— START Information supplied —

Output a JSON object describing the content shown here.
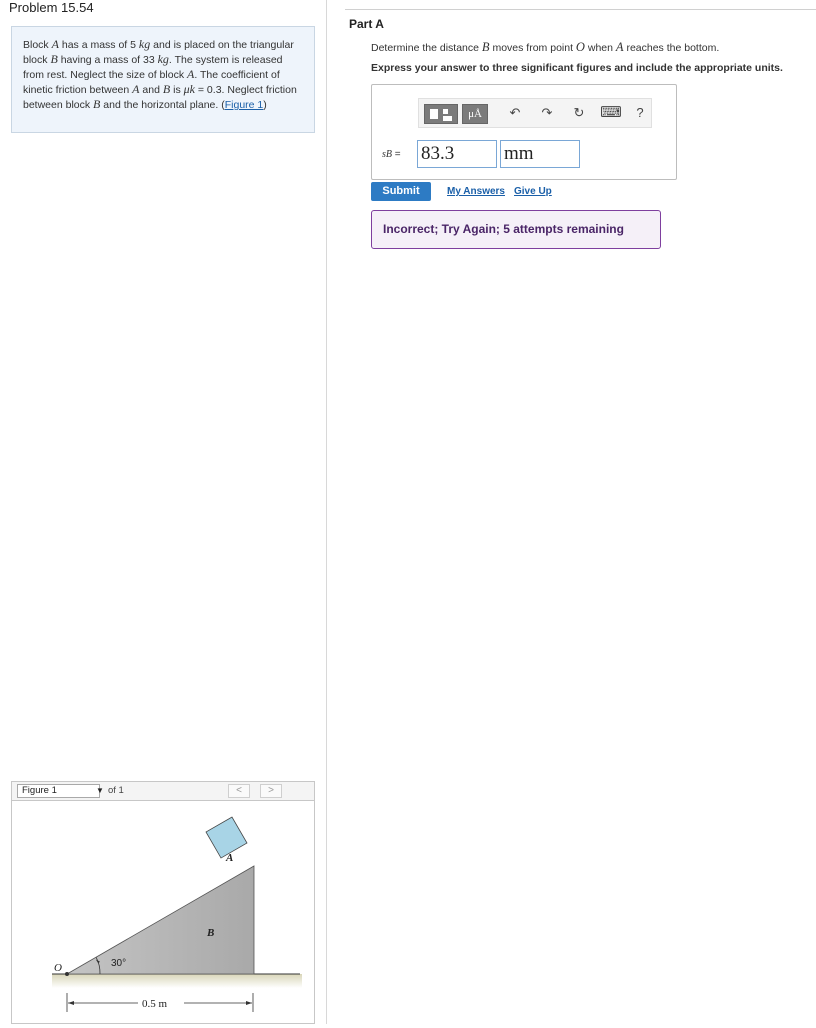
{
  "problem": {
    "title": "Problem 15.54",
    "text_parts": {
      "p1": "Block ",
      "A": "A",
      "p2": " has a mass of 5 ",
      "kg1": "kg",
      "p3": " and is placed on the triangular block ",
      "B": "B",
      "p4": " having a mass of 33 ",
      "kg2": "kg",
      "p5": ". The system is released from rest. Neglect the size of block ",
      "A2": "A",
      "p6": ". The coefficient of kinetic friction between ",
      "A3": "A",
      "p7": " and ",
      "B2": "B",
      "p8": " is ",
      "mu": "μk",
      "p9": " = 0.3. Neglect friction between block ",
      "B3": "B",
      "p10": " and the horizontal plane. (",
      "figure_link": "Figure 1",
      "p11": ")"
    }
  },
  "figure_nav": {
    "selected": "Figure 1",
    "of_label": "of 1",
    "prev": "<",
    "next": ">"
  },
  "figure": {
    "label_O": "O",
    "label_A": "A",
    "label_B": "B",
    "angle_label": "30°",
    "dimension_label": "0.5 m",
    "colors": {
      "block_b": "#b4b4b4",
      "block_a": "#a8d4e6",
      "ground": "#d9d6b8"
    }
  },
  "part": {
    "title": "Part A",
    "q1": "Determine the distance ",
    "qB": "B",
    "q2": " moves from point ",
    "qO": "O",
    "q3": " when ",
    "qA": "A",
    "q4": " reaches the bottom.",
    "instruction": "Express your answer to three significant figures and include the appropriate units."
  },
  "toolbar": {
    "units_label": "μÅ",
    "undo_icon": "↶",
    "redo_icon": "↷",
    "reset_icon": "↻",
    "keyboard_icon": "⌨",
    "help_label": "?"
  },
  "answer": {
    "label_var": "sB",
    "label_eq": " =",
    "value": "83.3",
    "unit": "mm"
  },
  "actions": {
    "submit": "Submit",
    "my_answers": "My Answers",
    "give_up": "Give Up"
  },
  "feedback": {
    "text": "Incorrect; Try Again; 5 attempts remaining",
    "color": "#7e3f9e"
  }
}
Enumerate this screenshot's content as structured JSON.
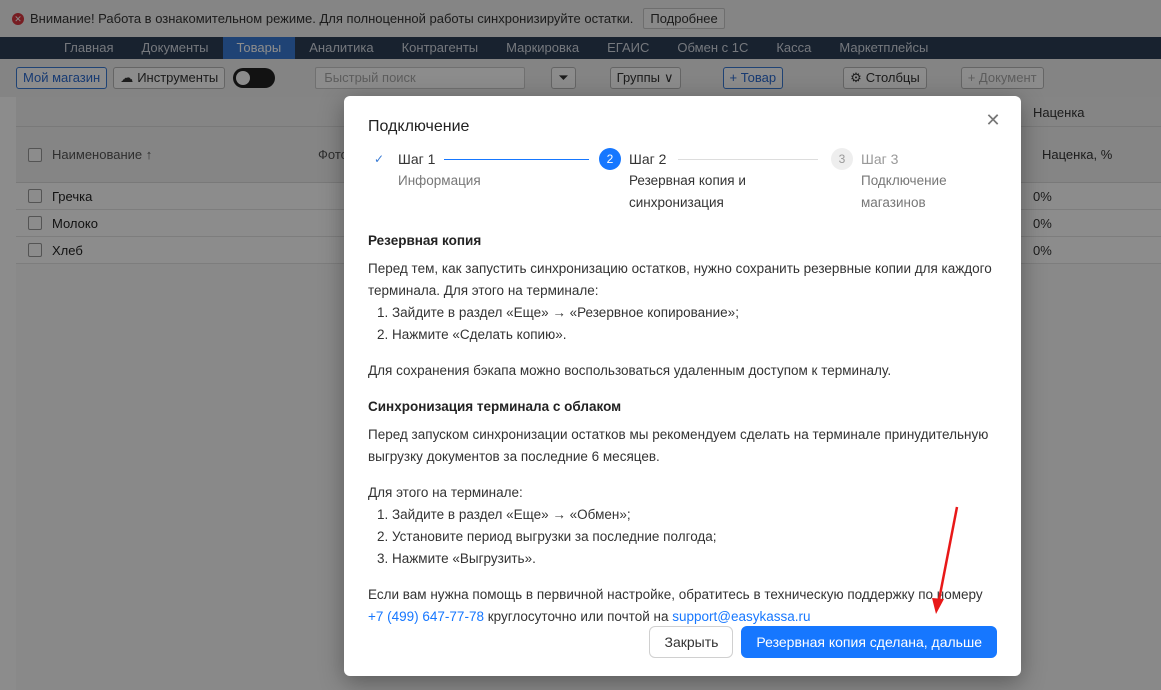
{
  "warning": {
    "text": "Внимание! Работа в ознакомительном режиме. Для полноценной работы синхронизируйте остатки.",
    "more_label": "Подробнее"
  },
  "nav": {
    "items": [
      "Главная",
      "Документы",
      "Товары",
      "Аналитика",
      "Контрагенты",
      "Маркировка",
      "ЕГАИС",
      "Обмен с 1С",
      "Касса",
      "Маркетплейсы"
    ],
    "active": "Товары"
  },
  "toolbar": {
    "shop_label": "Мой магазин",
    "tools_label": "Инструменты",
    "search_placeholder": "Быстрый поиск",
    "groups_label": "Группы",
    "add_product_label": "+ Товар",
    "columns_label": "Столбцы",
    "add_doc_label": "+ Документ"
  },
  "table": {
    "name_header": "Наименование ↑",
    "photo_header": "Фото",
    "markup_group": "Наценка",
    "markup_pct_header": "Наценка, %",
    "rows": [
      {
        "name": "Гречка",
        "markup": "0%"
      },
      {
        "name": "Молоко",
        "markup": "0%"
      },
      {
        "name": "Хлеб",
        "markup": "0%"
      }
    ]
  },
  "modal": {
    "title": "Подключение",
    "steps": [
      {
        "num": "✓",
        "label": "Шаг 1",
        "desc": "Информация",
        "state": "done"
      },
      {
        "num": "2",
        "label": "Шаг 2",
        "desc": "Резервная копия и\nсинхронизация",
        "state": "active"
      },
      {
        "num": "3",
        "label": "Шаг 3",
        "desc": "Подключение\nмагазинов",
        "state": "wait"
      }
    ],
    "backup_title": "Резервная копия",
    "backup_text": "Перед тем, как запустить синхронизацию остатков, нужно сохранить резервные копии для каждого терминала. Для этого на терминале:",
    "backup_steps": [
      "Зайдите в раздел «Еще» → «Резервное копирование»;",
      "Нажмите «Сделать копию»."
    ],
    "remote_text": "Для сохранения бэкапа можно воспользоваться удаленным доступом к терминалу.",
    "sync_title": "Синхронизация терминала с облаком",
    "sync_text": "Перед запуском синхронизации остатков мы рекомендуем сделать на терминале принудительную выгрузку документов за последние 6 месяцев.",
    "sync_intro": "Для этого на терминале:",
    "sync_steps": [
      "Зайдите в раздел «Еще» → «Обмен»;",
      "Установите период выгрузки за последние полгода;",
      "Нажмите «Выгрузить»."
    ],
    "help_text_1": "Если вам нужна помощь в первичной настройке, обратитесь в техническую поддержку по номеру",
    "help_phone": "+7 (499) 647-77-78",
    "help_text_2": "круглосуточно или почтой на",
    "help_email": "support@easykassa.ru",
    "close_label": "Закрыть",
    "next_label": "Резервная копия сделана, дальше"
  }
}
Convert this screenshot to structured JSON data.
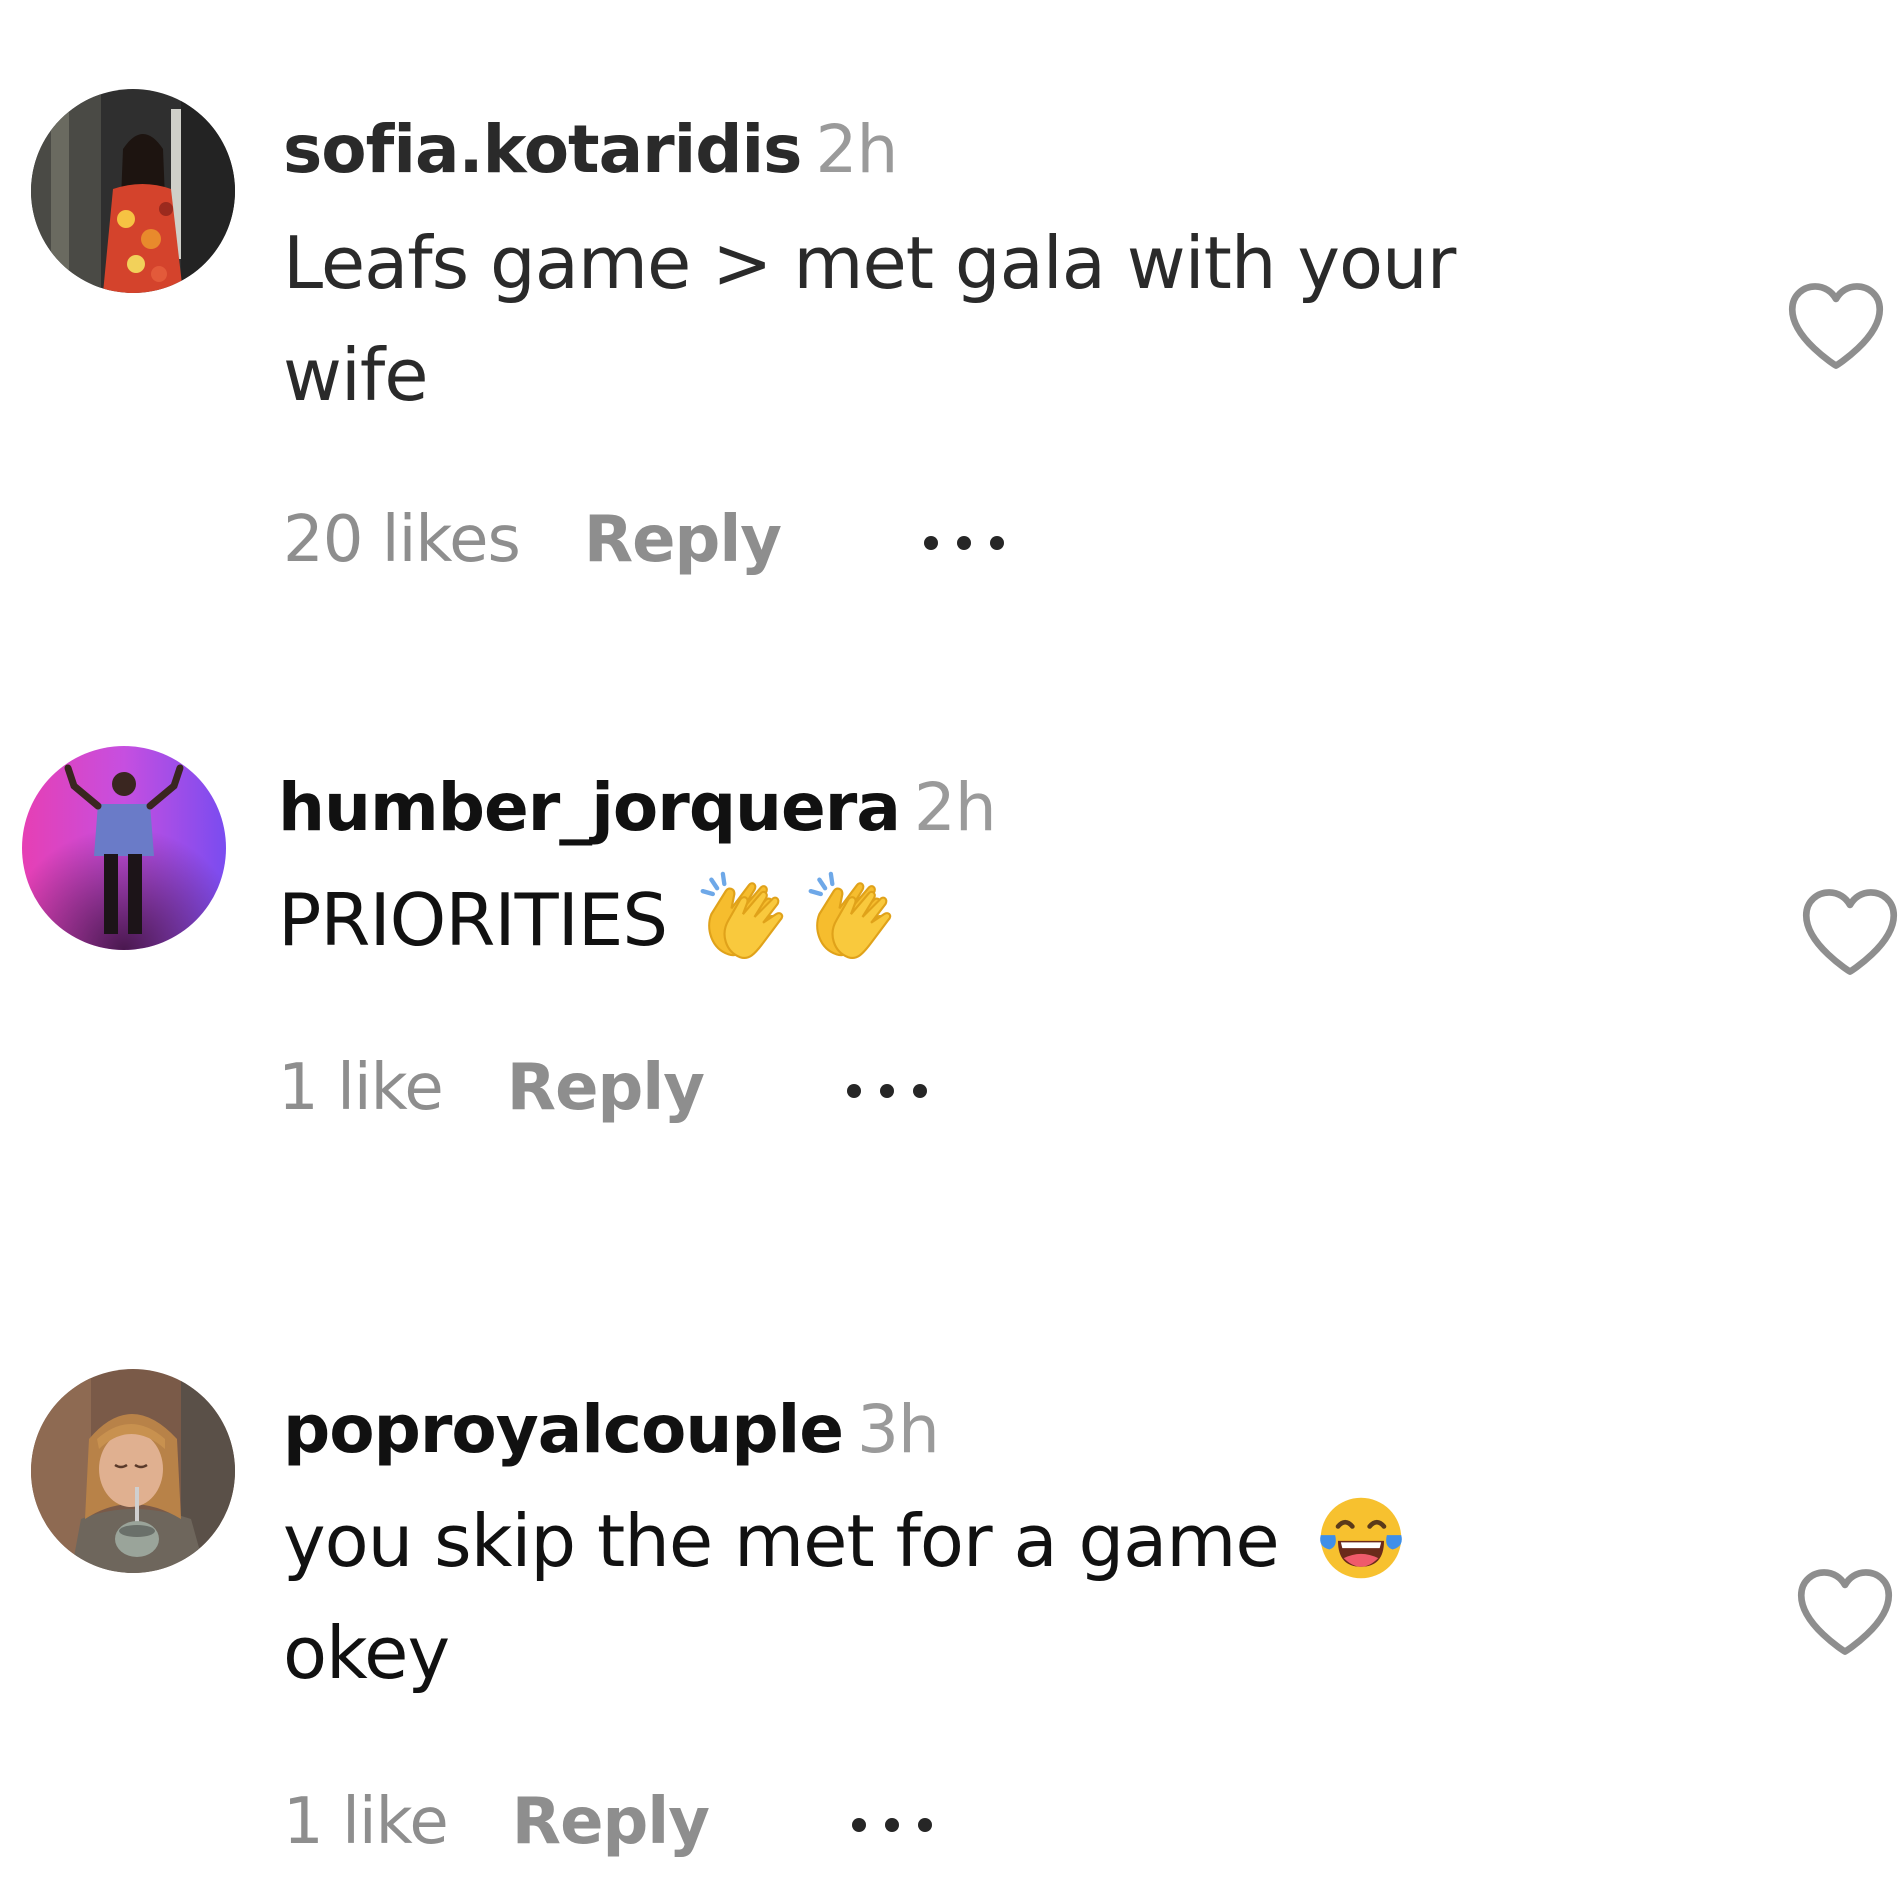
{
  "comments": [
    {
      "username": "sofia.kotaridis",
      "time": "2h",
      "text_lines": [
        "Leafs game > met gala with your",
        "wife"
      ],
      "likes": "20 likes",
      "reply_label": "Reply",
      "avatar_icon": "avatar-woman-floral-dress",
      "heart_icon": "heart-outline-icon",
      "more_icon": "more-options-icon"
    },
    {
      "username": "humber_jorquera",
      "time": "2h",
      "text_lines": [
        "PRIORITIES"
      ],
      "emoji": [
        "clapping-hands",
        "clapping-hands"
      ],
      "likes": "1 like",
      "reply_label": "Reply",
      "avatar_icon": "avatar-person-pink-purple-background",
      "heart_icon": "heart-outline-icon",
      "more_icon": "more-options-icon"
    },
    {
      "username": "poproyalcouple",
      "time": "3h",
      "text_lines": [
        "you skip the met for a game",
        "okey"
      ],
      "emoji": [
        "face-with-tears-of-joy"
      ],
      "likes": "1 like",
      "reply_label": "Reply",
      "avatar_icon": "avatar-woman-drinking-mate",
      "heart_icon": "heart-outline-icon",
      "more_icon": "more-options-icon"
    }
  ],
  "colors": {
    "meta_text": "#8e8e8e",
    "time_text": "#9a9a9a",
    "emoji_yellow": "#f7c12f",
    "tear_blue": "#3f8fe8"
  }
}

— END Information supplied —

(Exercise description): Without including the pictures, return each record above exactly as it stands.

(Correct result):
Output a JSON object describing the content shown here.
{
  "problem": {
    "title": "Problem 15.54",
    "text_parts": {
      "p1": "Block ",
      "A": "A",
      "p2": " has a mass of 5 ",
      "kg1": "kg",
      "p3": " and is placed on the triangular block ",
      "B": "B",
      "p4": " having a mass of 33 ",
      "kg2": "kg",
      "p5": ". The system is released from rest. Neglect the size of block ",
      "A2": "A",
      "p6": ". The coefficient of kinetic friction between ",
      "A3": "A",
      "p7": " and ",
      "B2": "B",
      "p8": " is ",
      "mu": "μk",
      "p9": " = 0.3. Neglect friction between block ",
      "B3": "B",
      "p10": " and the horizontal plane. (",
      "figure_link": "Figure 1",
      "p11": ")"
    }
  },
  "figure_nav": {
    "selected": "Figure 1",
    "of_label": "of 1",
    "prev": "<",
    "next": ">"
  },
  "figure": {
    "label_O": "O",
    "label_A": "A",
    "label_B": "B",
    "angle_label": "30°",
    "dimension_label": "0.5 m",
    "colors": {
      "block_b": "#b4b4b4",
      "block_a": "#a8d4e6",
      "ground": "#d9d6b8"
    }
  },
  "part": {
    "title": "Part A",
    "q1": "Determine the distance ",
    "qB": "B",
    "q2": " moves from point ",
    "qO": "O",
    "q3": " when ",
    "qA": "A",
    "q4": " reaches the bottom.",
    "instruction": "Express your answer to three significant figures and include the appropriate units."
  },
  "toolbar": {
    "units_label": "μÅ",
    "undo_icon": "↶",
    "redo_icon": "↷",
    "reset_icon": "↻",
    "keyboard_icon": "⌨",
    "help_label": "?"
  },
  "answer": {
    "label_var": "sB",
    "label_eq": " =",
    "value": "83.3",
    "unit": "mm"
  },
  "actions": {
    "submit": "Submit",
    "my_answers": "My Answers",
    "give_up": "Give Up"
  },
  "feedback": {
    "text": "Incorrect; Try Again; 5 attempts remaining",
    "color": "#7e3f9e"
  }
}
Enumerate this screenshot's content as structured JSON.
{
  "warning": {
    "text": "Внимание! Работа в ознакомительном режиме. Для полноценной работы синхронизируйте остатки.",
    "more_label": "Подробнее"
  },
  "nav": {
    "items": [
      "Главная",
      "Документы",
      "Товары",
      "Аналитика",
      "Контрагенты",
      "Маркировка",
      "ЕГАИС",
      "Обмен с 1С",
      "Касса",
      "Маркетплейсы"
    ],
    "active": "Товары"
  },
  "toolbar": {
    "shop_label": "Мой магазин",
    "tools_label": "Инструменты",
    "search_placeholder": "Быстрый поиск",
    "groups_label": "Группы",
    "add_product_label": "+ Товар",
    "columns_label": "Столбцы",
    "add_doc_label": "+ Документ"
  },
  "table": {
    "name_header": "Наименование ↑",
    "photo_header": "Фото",
    "markup_group": "Наценка",
    "markup_pct_header": "Наценка, %",
    "rows": [
      {
        "name": "Гречка",
        "markup": "0%"
      },
      {
        "name": "Молоко",
        "markup": "0%"
      },
      {
        "name": "Хлеб",
        "markup": "0%"
      }
    ]
  },
  "modal": {
    "title": "Подключение",
    "steps": [
      {
        "num": "✓",
        "label": "Шаг 1",
        "desc": "Информация",
        "state": "done"
      },
      {
        "num": "2",
        "label": "Шаг 2",
        "desc": "Резервная копия и\nсинхронизация",
        "state": "active"
      },
      {
        "num": "3",
        "label": "Шаг 3",
        "desc": "Подключение\nмагазинов",
        "state": "wait"
      }
    ],
    "backup_title": "Резервная копия",
    "backup_text": "Перед тем, как запустить синхронизацию остатков, нужно сохранить резервные копии для каждого терминала. Для этого на терминале:",
    "backup_steps": [
      "Зайдите в раздел «Еще» → «Резервное копирование»;",
      "Нажмите «Сделать копию»."
    ],
    "remote_text": "Для сохранения бэкапа можно воспользоваться удаленным доступом к терминалу.",
    "sync_title": "Синхронизация терминала с облаком",
    "sync_text": "Перед запуском синхронизации остатков мы рекомендуем сделать на терминале принудительную выгрузку документов за последние 6 месяцев.",
    "sync_intro": "Для этого на терминале:",
    "sync_steps": [
      "Зайдите в раздел «Еще» → «Обмен»;",
      "Установите период выгрузки за последние полгода;",
      "Нажмите «Выгрузить»."
    ],
    "help_text_1": "Если вам нужна помощь в первичной настройке, обратитесь в техническую поддержку по номеру",
    "help_phone": "+7 (499) 647-77-78",
    "help_text_2": "круглосуточно или почтой на",
    "help_email": "support@easykassa.ru",
    "close_label": "Закрыть",
    "next_label": "Резервная копия сделана, дальше"
  }
}
Convert this screenshot to structured JSON data.
{
  "comments": [
    {
      "username": "sofia.kotaridis",
      "time": "2h",
      "text_lines": [
        "Leafs game > met gala with your",
        "wife"
      ],
      "likes": "20 likes",
      "reply_label": "Reply",
      "avatar_icon": "avatar-woman-floral-dress",
      "heart_icon": "heart-outline-icon",
      "more_icon": "more-options-icon"
    },
    {
      "username": "humber_jorquera",
      "time": "2h",
      "text_lines": [
        "PRIORITIES"
      ],
      "emoji": [
        "clapping-hands",
        "clapping-hands"
      ],
      "likes": "1 like",
      "reply_label": "Reply",
      "avatar_icon": "avatar-person-pink-purple-background",
      "heart_icon": "heart-outline-icon",
      "more_icon": "more-options-icon"
    },
    {
      "username": "poproyalcouple",
      "time": "3h",
      "text_lines": [
        "you skip the met for a game",
        "okey"
      ],
      "emoji": [
        "face-with-tears-of-joy"
      ],
      "likes": "1 like",
      "reply_label": "Reply",
      "avatar_icon": "avatar-woman-drinking-mate",
      "heart_icon": "heart-outline-icon",
      "more_icon": "more-options-icon"
    }
  ],
  "colors": {
    "meta_text": "#8e8e8e",
    "time_text": "#9a9a9a",
    "emoji_yellow": "#f7c12f",
    "tear_blue": "#3f8fe8"
  }
}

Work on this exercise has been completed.